-- WHAT THIS TASK INVOLVES --
Extract every line below that contains the word "ylabel".
* * *
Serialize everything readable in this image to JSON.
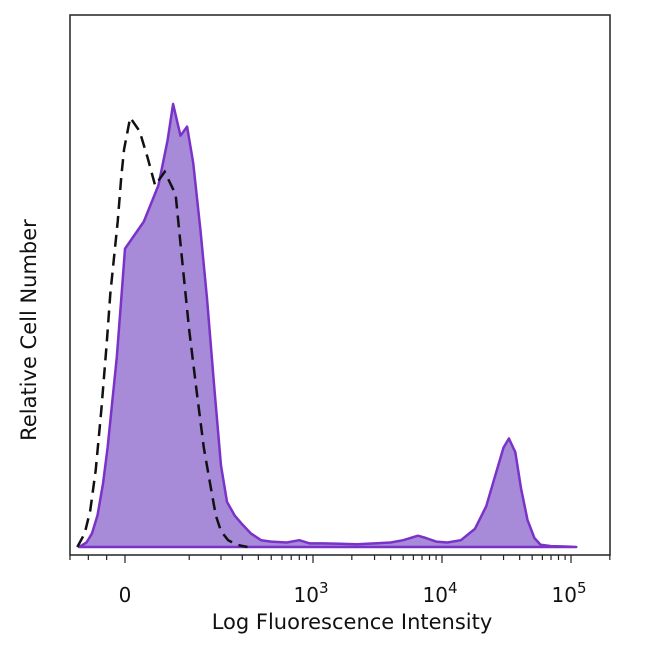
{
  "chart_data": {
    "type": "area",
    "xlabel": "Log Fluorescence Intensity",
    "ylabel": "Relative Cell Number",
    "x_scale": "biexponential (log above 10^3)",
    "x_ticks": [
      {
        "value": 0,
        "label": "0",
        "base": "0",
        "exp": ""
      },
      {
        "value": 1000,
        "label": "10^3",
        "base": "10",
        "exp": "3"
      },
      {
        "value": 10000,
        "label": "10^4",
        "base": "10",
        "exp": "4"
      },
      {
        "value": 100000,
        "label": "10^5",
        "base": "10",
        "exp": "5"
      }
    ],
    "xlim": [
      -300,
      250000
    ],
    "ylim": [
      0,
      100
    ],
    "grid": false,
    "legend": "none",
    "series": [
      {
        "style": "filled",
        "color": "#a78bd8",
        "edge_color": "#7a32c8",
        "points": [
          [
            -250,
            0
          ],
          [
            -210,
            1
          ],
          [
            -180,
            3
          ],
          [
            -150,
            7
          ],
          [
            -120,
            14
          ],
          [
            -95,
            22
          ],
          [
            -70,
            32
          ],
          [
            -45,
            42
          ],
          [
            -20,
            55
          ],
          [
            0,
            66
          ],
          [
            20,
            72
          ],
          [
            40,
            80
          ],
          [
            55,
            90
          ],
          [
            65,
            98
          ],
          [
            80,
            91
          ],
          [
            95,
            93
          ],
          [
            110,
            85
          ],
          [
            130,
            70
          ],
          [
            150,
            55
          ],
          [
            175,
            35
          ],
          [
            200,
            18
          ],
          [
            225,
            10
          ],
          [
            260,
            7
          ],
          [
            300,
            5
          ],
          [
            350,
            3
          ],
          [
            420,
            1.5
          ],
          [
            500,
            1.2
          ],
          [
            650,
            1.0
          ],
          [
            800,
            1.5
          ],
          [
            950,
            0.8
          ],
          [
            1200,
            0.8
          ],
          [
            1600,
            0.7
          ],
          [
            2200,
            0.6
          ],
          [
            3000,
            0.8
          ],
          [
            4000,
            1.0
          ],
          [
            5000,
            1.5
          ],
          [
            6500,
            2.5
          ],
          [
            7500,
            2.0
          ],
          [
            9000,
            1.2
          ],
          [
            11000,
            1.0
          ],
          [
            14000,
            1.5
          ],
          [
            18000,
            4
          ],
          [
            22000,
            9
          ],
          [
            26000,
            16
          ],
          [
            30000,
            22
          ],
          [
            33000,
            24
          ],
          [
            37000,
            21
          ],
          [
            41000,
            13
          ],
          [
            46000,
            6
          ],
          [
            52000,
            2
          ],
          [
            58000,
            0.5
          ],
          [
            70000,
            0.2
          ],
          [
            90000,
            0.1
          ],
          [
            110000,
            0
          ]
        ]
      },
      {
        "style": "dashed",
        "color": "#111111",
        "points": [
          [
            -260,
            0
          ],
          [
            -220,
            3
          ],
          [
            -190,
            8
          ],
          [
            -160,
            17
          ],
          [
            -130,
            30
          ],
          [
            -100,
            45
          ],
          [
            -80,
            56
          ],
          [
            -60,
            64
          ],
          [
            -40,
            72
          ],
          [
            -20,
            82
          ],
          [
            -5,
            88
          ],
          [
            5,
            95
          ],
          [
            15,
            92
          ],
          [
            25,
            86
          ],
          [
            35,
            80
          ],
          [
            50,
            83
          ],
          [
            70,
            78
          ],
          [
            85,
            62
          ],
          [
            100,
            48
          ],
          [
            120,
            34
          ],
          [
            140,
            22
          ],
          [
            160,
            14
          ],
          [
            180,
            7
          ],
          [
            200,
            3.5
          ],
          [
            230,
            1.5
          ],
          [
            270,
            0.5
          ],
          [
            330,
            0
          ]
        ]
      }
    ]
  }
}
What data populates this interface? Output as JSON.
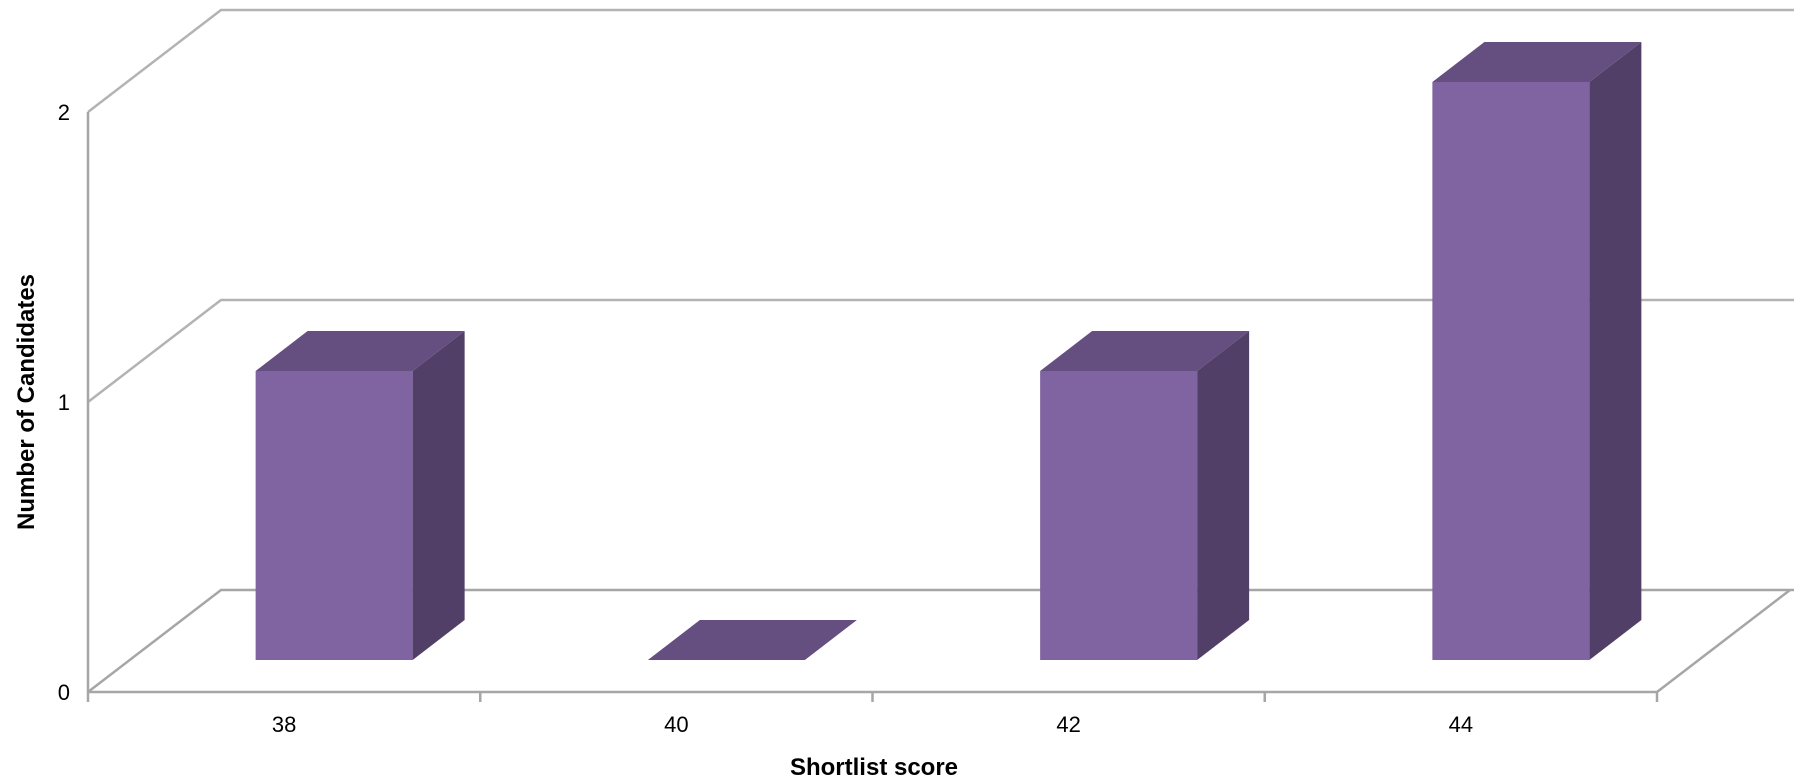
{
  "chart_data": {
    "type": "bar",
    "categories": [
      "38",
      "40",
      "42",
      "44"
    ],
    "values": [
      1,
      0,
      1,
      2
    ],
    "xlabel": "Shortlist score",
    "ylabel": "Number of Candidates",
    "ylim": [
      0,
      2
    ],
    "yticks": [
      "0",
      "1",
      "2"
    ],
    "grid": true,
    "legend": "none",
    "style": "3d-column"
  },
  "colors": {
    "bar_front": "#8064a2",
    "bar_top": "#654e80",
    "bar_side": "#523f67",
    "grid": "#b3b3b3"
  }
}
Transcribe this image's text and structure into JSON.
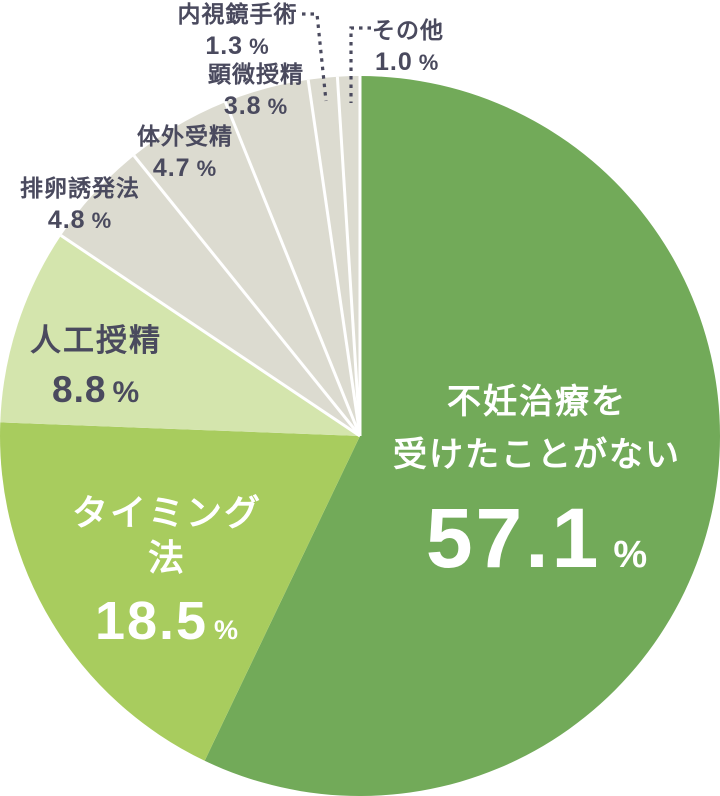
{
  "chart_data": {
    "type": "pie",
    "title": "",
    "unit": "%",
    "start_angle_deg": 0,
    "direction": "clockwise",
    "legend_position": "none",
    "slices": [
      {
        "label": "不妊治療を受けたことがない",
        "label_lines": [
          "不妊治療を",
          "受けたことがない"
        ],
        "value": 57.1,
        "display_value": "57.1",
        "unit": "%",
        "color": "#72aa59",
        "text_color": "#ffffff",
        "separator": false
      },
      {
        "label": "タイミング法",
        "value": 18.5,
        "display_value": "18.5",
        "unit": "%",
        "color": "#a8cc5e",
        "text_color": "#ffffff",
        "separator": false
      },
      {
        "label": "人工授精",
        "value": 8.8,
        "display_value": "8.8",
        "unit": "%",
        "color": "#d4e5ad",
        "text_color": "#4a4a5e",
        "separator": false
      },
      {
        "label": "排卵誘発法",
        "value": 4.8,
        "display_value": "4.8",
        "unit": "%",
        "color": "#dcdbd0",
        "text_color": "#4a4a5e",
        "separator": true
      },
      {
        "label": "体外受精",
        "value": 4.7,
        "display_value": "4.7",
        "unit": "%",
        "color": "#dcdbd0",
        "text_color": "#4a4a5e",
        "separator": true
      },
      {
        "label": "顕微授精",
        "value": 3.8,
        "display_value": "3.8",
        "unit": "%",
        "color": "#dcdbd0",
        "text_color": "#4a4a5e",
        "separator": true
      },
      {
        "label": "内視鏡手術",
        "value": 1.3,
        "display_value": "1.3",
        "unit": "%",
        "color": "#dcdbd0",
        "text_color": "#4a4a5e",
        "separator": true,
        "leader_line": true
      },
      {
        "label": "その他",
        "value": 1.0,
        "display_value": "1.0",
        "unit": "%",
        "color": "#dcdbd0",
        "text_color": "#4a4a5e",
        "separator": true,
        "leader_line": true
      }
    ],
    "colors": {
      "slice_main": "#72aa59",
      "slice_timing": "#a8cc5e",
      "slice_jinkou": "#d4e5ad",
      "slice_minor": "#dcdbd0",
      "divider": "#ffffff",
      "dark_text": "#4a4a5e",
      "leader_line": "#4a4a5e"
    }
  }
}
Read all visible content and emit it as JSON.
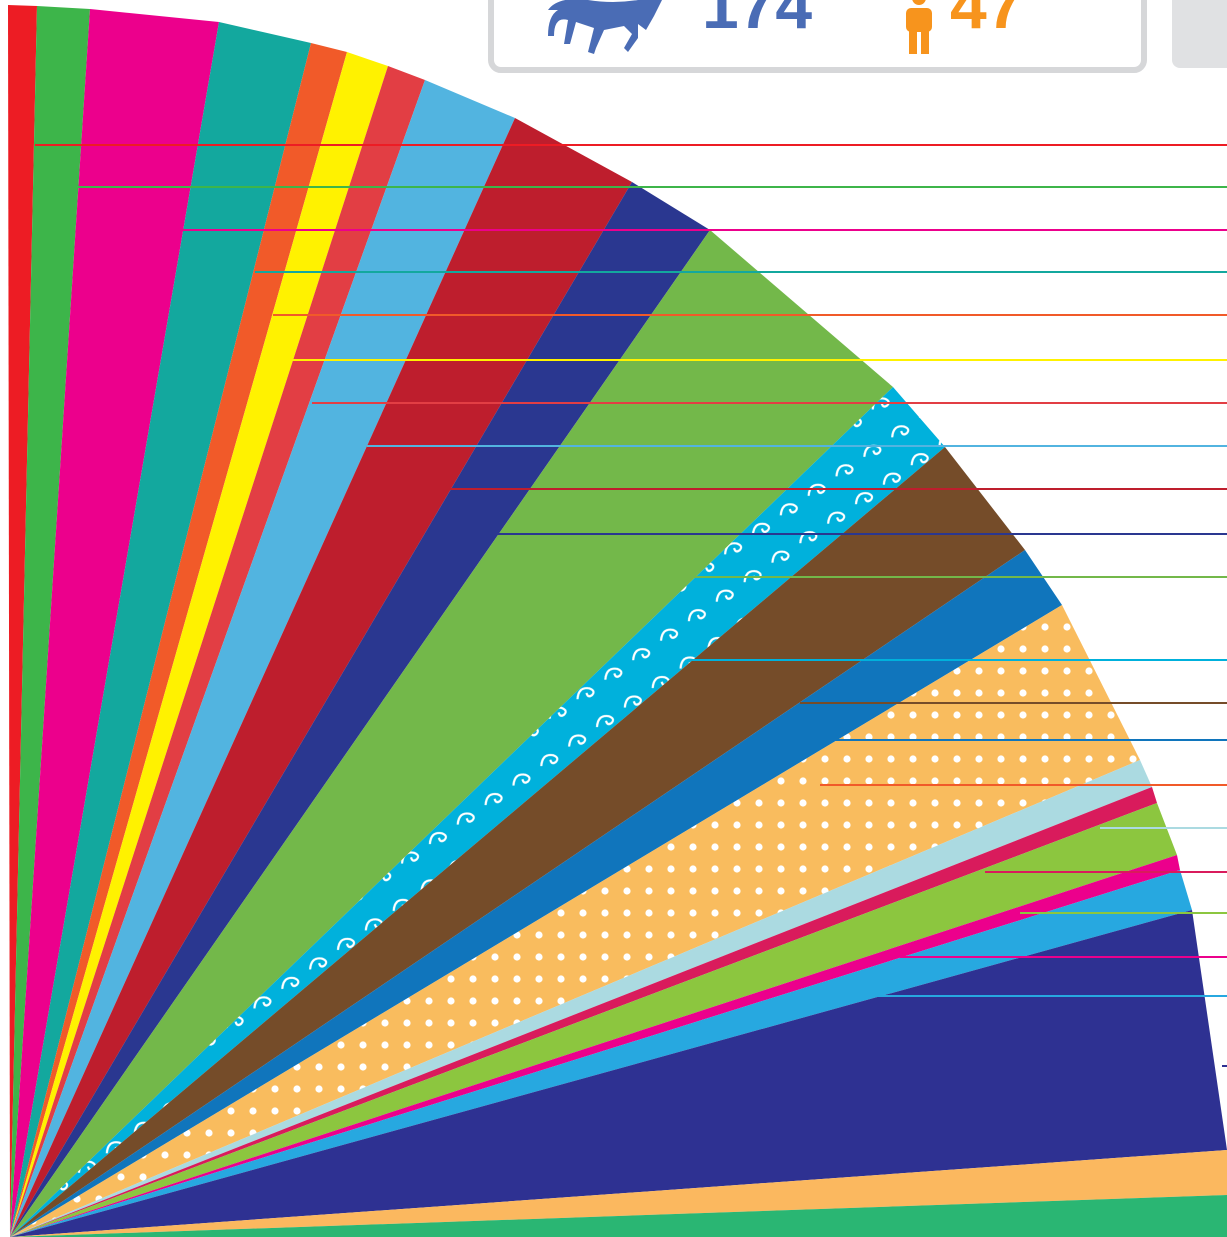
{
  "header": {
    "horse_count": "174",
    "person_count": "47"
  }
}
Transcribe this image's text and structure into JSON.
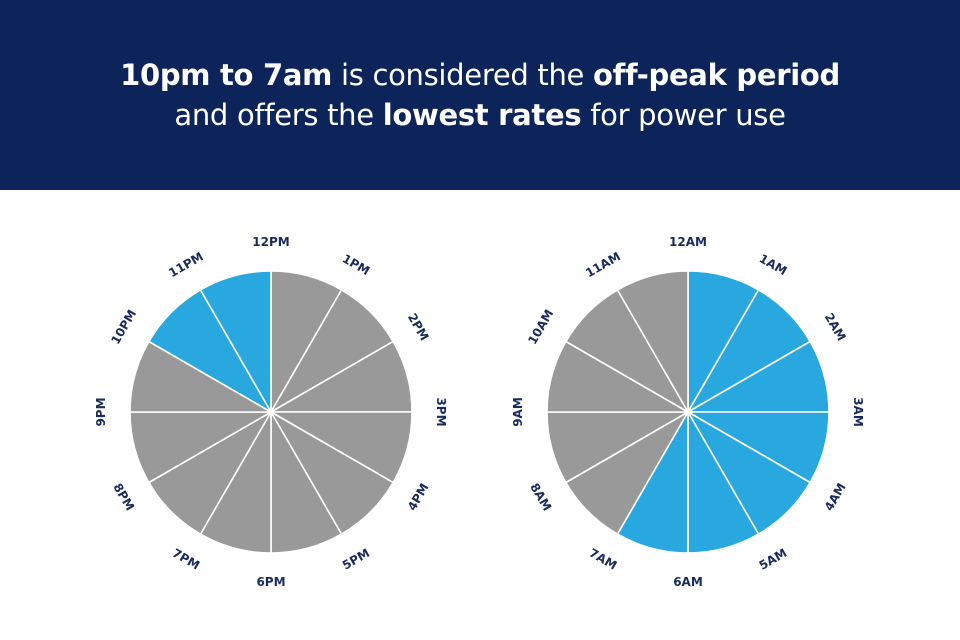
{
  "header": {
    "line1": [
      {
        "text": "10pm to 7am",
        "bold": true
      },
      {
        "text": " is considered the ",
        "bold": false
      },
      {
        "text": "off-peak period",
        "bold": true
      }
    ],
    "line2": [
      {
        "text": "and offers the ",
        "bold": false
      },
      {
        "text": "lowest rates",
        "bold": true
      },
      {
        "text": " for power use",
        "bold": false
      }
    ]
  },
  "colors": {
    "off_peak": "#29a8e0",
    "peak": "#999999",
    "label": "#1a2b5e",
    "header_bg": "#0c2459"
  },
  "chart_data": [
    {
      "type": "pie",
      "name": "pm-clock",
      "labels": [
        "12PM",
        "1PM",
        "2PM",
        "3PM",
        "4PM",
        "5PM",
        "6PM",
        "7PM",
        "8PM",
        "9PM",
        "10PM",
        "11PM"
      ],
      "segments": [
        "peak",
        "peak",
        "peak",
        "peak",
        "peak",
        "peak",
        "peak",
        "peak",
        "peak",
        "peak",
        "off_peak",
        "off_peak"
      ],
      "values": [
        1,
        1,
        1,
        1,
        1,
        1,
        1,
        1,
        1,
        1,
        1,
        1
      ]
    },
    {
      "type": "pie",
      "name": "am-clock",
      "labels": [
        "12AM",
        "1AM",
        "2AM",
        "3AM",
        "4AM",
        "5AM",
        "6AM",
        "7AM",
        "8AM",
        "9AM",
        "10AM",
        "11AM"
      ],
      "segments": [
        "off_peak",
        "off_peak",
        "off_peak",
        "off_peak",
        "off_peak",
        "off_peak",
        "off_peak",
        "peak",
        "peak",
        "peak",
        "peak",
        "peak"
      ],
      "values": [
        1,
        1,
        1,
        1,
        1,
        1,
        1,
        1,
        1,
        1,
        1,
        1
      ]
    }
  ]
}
* * *
-- THE RESULT --
    "ylabel": "Relative Cell Number",
    "ylabel": "Number of Candidates",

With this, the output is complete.